• **Problem to solve**
Below are the records; copy each line in them that holds the word "title".

▬▬▬

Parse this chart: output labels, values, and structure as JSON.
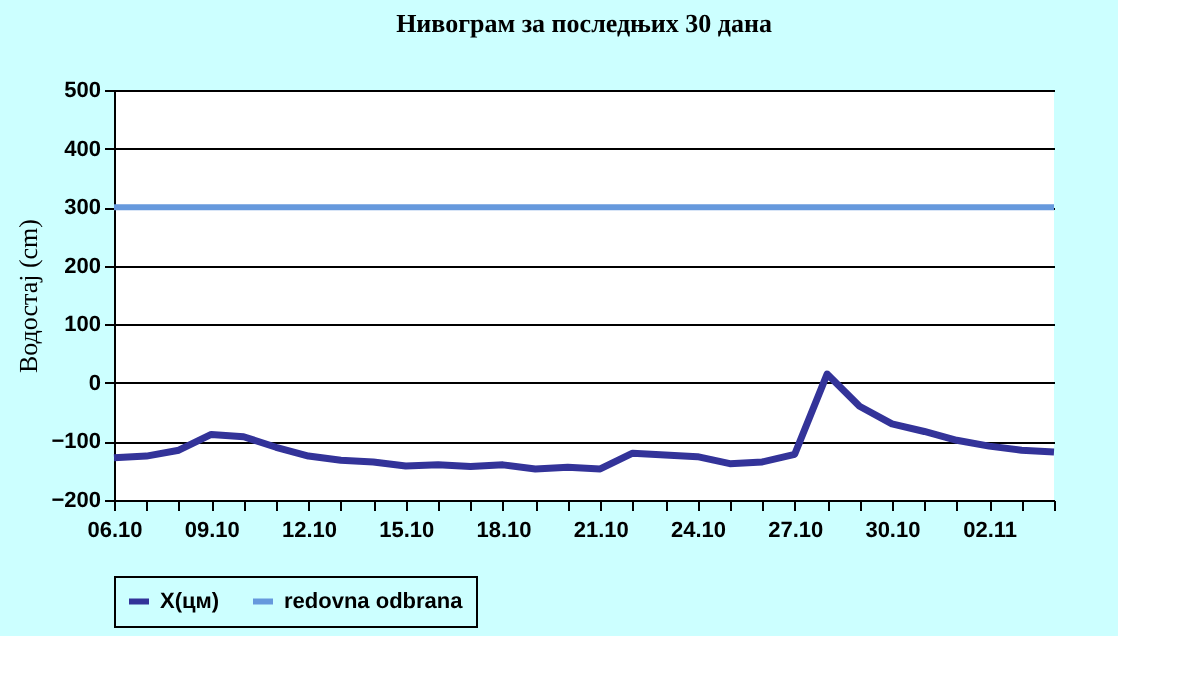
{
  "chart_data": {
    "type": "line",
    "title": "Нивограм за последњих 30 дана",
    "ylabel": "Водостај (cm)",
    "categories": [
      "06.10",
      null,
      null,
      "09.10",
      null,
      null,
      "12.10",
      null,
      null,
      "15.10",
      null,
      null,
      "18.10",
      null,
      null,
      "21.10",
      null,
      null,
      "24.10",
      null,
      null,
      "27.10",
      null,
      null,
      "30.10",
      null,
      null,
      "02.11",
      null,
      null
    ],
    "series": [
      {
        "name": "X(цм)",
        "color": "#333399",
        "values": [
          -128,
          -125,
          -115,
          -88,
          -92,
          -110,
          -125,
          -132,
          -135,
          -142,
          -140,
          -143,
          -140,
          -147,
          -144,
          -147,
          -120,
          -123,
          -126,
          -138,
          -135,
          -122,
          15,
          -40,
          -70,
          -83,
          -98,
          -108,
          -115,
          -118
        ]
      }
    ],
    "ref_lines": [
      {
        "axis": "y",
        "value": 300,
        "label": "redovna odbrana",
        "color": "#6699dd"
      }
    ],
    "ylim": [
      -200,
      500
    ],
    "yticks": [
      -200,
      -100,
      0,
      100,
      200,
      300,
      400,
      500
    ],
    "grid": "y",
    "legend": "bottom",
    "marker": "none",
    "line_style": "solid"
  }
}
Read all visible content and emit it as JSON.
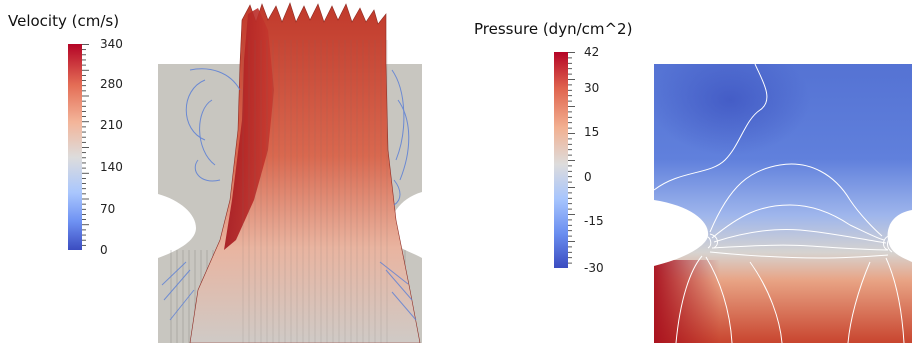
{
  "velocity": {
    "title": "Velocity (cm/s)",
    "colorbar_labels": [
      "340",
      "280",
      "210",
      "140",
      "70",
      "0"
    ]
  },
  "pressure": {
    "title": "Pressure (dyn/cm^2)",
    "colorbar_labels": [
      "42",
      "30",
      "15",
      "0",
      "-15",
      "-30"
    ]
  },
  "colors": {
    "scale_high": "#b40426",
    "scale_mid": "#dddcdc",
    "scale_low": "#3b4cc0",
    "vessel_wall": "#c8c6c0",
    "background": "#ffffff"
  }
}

▬▬▬

• **Response to this exercise**
    "title": "Нивограм за последњих 30 дана",
    "title": "Velocity (cm/s)",
    "title": "Pressure (dyn/cm^2)",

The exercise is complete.